Select, from the data, each line where "content" occurs.

>> Begin

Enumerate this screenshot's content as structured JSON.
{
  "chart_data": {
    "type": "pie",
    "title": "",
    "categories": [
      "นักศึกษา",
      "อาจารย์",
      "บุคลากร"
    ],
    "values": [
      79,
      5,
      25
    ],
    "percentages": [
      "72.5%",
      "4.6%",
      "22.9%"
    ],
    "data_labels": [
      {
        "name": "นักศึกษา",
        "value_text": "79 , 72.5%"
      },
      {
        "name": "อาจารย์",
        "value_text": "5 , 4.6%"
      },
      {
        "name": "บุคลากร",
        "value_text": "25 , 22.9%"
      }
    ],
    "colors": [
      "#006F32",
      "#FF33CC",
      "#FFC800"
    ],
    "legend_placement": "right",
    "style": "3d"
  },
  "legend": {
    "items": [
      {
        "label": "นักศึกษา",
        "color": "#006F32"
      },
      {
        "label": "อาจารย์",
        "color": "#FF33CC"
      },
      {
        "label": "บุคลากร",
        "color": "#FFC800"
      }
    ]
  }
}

>> End
>> Begin

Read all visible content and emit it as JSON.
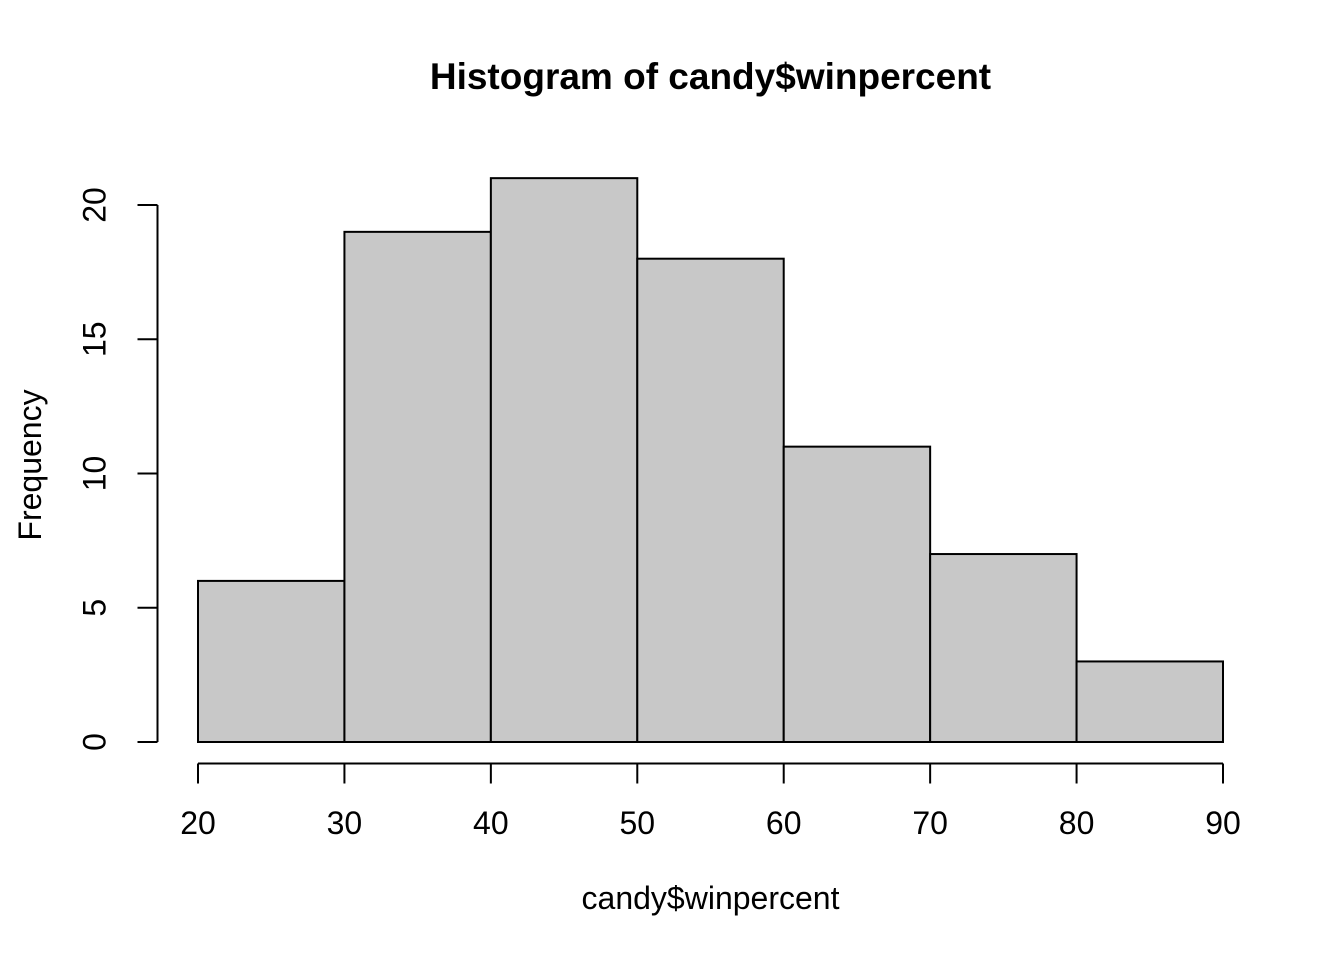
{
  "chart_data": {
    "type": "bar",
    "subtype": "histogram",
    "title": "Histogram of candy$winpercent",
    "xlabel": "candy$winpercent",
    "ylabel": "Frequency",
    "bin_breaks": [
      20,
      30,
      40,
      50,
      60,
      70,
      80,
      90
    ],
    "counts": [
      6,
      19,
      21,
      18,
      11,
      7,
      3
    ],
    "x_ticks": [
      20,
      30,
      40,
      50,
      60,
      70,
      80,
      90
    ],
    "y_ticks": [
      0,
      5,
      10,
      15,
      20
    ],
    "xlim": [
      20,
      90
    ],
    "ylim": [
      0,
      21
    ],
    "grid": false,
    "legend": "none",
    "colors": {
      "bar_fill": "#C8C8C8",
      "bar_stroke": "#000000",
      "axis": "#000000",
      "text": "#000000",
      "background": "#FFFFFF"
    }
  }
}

>> End

The reply —
Enumerate this screenshot's content as structured JSON.
Read all visible content and emit it as JSON.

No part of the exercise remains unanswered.